WHAT IS NEEDED: The records below must be retyped exactly.

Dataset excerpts
• • •

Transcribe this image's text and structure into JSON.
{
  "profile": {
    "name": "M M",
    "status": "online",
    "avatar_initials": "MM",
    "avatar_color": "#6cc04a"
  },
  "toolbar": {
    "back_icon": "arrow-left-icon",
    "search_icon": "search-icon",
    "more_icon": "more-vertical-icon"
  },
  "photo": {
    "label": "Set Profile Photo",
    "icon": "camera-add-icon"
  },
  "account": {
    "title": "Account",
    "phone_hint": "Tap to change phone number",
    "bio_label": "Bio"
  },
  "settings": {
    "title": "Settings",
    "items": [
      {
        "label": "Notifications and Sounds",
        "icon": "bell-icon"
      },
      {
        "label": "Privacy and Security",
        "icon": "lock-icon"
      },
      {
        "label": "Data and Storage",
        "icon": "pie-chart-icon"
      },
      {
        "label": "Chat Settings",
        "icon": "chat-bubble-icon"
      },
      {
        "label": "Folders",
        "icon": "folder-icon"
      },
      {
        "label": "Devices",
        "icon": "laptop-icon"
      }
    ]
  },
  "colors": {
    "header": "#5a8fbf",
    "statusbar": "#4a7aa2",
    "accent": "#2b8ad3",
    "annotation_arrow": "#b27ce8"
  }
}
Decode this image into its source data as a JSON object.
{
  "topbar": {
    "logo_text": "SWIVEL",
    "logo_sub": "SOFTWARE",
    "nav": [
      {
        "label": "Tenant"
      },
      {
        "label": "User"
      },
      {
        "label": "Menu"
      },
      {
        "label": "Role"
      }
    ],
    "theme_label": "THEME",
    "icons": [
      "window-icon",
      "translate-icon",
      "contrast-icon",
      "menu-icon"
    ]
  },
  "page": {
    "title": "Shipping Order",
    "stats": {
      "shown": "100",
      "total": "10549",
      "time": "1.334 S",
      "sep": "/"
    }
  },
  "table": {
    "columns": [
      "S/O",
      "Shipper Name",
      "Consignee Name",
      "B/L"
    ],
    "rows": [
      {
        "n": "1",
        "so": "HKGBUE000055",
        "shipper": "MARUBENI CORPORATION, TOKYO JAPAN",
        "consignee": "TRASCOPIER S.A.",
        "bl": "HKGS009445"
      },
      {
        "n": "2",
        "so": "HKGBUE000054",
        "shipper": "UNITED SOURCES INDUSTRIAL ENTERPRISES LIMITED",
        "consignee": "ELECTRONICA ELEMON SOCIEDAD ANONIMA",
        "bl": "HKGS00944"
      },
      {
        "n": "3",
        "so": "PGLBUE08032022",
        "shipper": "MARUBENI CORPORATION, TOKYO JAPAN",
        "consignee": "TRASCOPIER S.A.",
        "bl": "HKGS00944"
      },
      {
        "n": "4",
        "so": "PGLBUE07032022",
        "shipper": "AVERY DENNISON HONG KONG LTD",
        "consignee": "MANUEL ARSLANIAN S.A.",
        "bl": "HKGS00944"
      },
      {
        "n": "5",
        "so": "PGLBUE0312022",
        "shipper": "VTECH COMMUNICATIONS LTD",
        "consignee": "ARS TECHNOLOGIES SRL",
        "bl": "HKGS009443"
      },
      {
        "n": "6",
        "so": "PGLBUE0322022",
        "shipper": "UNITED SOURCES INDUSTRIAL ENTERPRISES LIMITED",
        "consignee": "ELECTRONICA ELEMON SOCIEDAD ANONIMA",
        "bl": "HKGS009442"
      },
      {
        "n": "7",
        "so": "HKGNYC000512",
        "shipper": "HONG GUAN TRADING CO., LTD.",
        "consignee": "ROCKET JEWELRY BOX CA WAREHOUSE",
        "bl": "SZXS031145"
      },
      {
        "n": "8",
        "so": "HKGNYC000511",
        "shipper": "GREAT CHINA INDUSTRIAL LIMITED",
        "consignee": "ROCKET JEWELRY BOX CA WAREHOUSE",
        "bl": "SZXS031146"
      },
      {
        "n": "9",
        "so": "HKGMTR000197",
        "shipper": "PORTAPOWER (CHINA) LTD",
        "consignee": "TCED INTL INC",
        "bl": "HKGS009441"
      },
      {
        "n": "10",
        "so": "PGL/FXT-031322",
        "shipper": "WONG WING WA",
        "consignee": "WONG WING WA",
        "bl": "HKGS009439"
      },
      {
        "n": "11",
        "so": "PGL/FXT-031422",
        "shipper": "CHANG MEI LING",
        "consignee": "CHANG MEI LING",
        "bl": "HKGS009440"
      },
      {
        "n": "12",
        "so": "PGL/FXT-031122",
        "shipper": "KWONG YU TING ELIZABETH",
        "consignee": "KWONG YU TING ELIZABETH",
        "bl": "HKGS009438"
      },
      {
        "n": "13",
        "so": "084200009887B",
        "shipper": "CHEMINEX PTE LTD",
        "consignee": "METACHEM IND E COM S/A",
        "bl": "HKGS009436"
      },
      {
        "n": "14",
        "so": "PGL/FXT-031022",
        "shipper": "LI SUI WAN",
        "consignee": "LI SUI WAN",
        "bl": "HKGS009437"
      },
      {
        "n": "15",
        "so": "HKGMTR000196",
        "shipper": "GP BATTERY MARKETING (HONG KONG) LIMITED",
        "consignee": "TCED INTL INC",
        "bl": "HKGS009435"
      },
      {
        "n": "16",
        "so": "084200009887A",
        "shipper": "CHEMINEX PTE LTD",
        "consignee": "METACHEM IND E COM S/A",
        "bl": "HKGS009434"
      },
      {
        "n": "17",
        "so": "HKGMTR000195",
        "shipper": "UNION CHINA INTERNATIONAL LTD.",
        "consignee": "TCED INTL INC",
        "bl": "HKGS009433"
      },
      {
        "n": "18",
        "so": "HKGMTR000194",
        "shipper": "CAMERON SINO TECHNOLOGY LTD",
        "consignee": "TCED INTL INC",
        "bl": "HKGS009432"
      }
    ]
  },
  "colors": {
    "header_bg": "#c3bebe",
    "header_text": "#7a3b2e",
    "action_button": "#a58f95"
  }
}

• • •

EXERCISE ANSWER:
Transcribe this image's text and structure into JSON.
{
  "profile": {
    "name": "M M",
    "status": "online",
    "avatar_initials": "MM",
    "avatar_color": "#6cc04a"
  },
  "toolbar": {
    "back_icon": "arrow-left-icon",
    "search_icon": "search-icon",
    "more_icon": "more-vertical-icon"
  },
  "photo": {
    "label": "Set Profile Photo",
    "icon": "camera-add-icon"
  },
  "account": {
    "title": "Account",
    "phone_hint": "Tap to change phone number",
    "bio_label": "Bio"
  },
  "settings": {
    "title": "Settings",
    "items": [
      {
        "label": "Notifications and Sounds",
        "icon": "bell-icon"
      },
      {
        "label": "Privacy and Security",
        "icon": "lock-icon"
      },
      {
        "label": "Data and Storage",
        "icon": "pie-chart-icon"
      },
      {
        "label": "Chat Settings",
        "icon": "chat-bubble-icon"
      },
      {
        "label": "Folders",
        "icon": "folder-icon"
      },
      {
        "label": "Devices",
        "icon": "laptop-icon"
      }
    ]
  },
  "colors": {
    "header": "#5a8fbf",
    "statusbar": "#4a7aa2",
    "accent": "#2b8ad3",
    "annotation_arrow": "#b27ce8"
  }
}
Decode this image into its source data as a JSON object.
{
  "topbar": {
    "logo_text": "SWIVEL",
    "logo_sub": "SOFTWARE",
    "nav": [
      {
        "label": "Tenant"
      },
      {
        "label": "User"
      },
      {
        "label": "Menu"
      },
      {
        "label": "Role"
      }
    ],
    "theme_label": "THEME",
    "icons": [
      "window-icon",
      "translate-icon",
      "contrast-icon",
      "menu-icon"
    ]
  },
  "page": {
    "title": "Shipping Order",
    "stats": {
      "shown": "100",
      "total": "10549",
      "time": "1.334 S",
      "sep": "/"
    }
  },
  "table": {
    "columns": [
      "S/O",
      "Shipper Name",
      "Consignee Name",
      "B/L"
    ],
    "rows": [
      {
        "n": "1",
        "so": "HKGBUE000055",
        "shipper": "MARUBENI CORPORATION, TOKYO JAPAN",
        "consignee": "TRASCOPIER S.A.",
        "bl": "HKGS009445"
      },
      {
        "n": "2",
        "so": "HKGBUE000054",
        "shipper": "UNITED SOURCES INDUSTRIAL ENTERPRISES LIMITED",
        "consignee": "ELECTRONICA ELEMON SOCIEDAD ANONIMA",
        "bl": "HKGS00944"
      },
      {
        "n": "3",
        "so": "PGLBUE08032022",
        "shipper": "MARUBENI CORPORATION, TOKYO JAPAN",
        "consignee": "TRASCOPIER S.A.",
        "bl": "HKGS00944"
      },
      {
        "n": "4",
        "so": "PGLBUE07032022",
        "shipper": "AVERY DENNISON HONG KONG LTD",
        "consignee": "MANUEL ARSLANIAN S.A.",
        "bl": "HKGS00944"
      },
      {
        "n": "5",
        "so": "PGLBUE0312022",
        "shipper": "VTECH COMMUNICATIONS LTD",
        "consignee": "ARS TECHNOLOGIES SRL",
        "bl": "HKGS009443"
      },
      {
        "n": "6",
        "so": "PGLBUE0322022",
        "shipper": "UNITED SOURCES INDUSTRIAL ENTERPRISES LIMITED",
        "consignee": "ELECTRONICA ELEMON SOCIEDAD ANONIMA",
        "bl": "HKGS009442"
      },
      {
        "n": "7",
        "so": "HKGNYC000512",
        "shipper": "HONG GUAN TRADING CO., LTD.",
        "consignee": "ROCKET JEWELRY BOX CA WAREHOUSE",
        "bl": "SZXS031145"
      },
      {
        "n": "8",
        "so": "HKGNYC000511",
        "shipper": "GREAT CHINA INDUSTRIAL LIMITED",
        "consignee": "ROCKET JEWELRY BOX CA WAREHOUSE",
        "bl": "SZXS031146"
      },
      {
        "n": "9",
        "so": "HKGMTR000197",
        "shipper": "PORTAPOWER (CHINA) LTD",
        "consignee": "TCED INTL INC",
        "bl": "HKGS009441"
      },
      {
        "n": "10",
        "so": "PGL/FXT-031322",
        "shipper": "WONG WING WA",
        "consignee": "WONG WING WA",
        "bl": "HKGS009439"
      },
      {
        "n": "11",
        "so": "PGL/FXT-031422",
        "shipper": "CHANG MEI LING",
        "consignee": "CHANG MEI LING",
        "bl": "HKGS009440"
      },
      {
        "n": "12",
        "so": "PGL/FXT-031122",
        "shipper": "KWONG YU TING ELIZABETH",
        "consignee": "KWONG YU TING ELIZABETH",
        "bl": "HKGS009438"
      },
      {
        "n": "13",
        "so": "084200009887B",
        "shipper": "CHEMINEX PTE LTD",
        "consignee": "METACHEM IND E COM S/A",
        "bl": "HKGS009436"
      },
      {
        "n": "14",
        "so": "PGL/FXT-031022",
        "shipper": "LI SUI WAN",
        "consignee": "LI SUI WAN",
        "bl": "HKGS009437"
      },
      {
        "n": "15",
        "so": "HKGMTR000196",
        "shipper": "GP BATTERY MARKETING (HONG KONG) LIMITED",
        "consignee": "TCED INTL INC",
        "bl": "HKGS009435"
      },
      {
        "n": "16",
        "so": "084200009887A",
        "shipper": "CHEMINEX PTE LTD",
        "consignee": "METACHEM IND E COM S/A",
        "bl": "HKGS009434"
      },
      {
        "n": "17",
        "so": "HKGMTR000195",
        "shipper": "UNION CHINA INTERNATIONAL LTD.",
        "consignee": "TCED INTL INC",
        "bl": "HKGS009433"
      },
      {
        "n": "18",
        "so": "HKGMTR000194",
        "shipper": "CAMERON SINO TECHNOLOGY LTD",
        "consignee": "TCED INTL INC",
        "bl": "HKGS009432"
      }
    ]
  },
  "colors": {
    "header_bg": "#c3bebe",
    "header_text": "#7a3b2e",
    "action_button": "#a58f95"
  }
}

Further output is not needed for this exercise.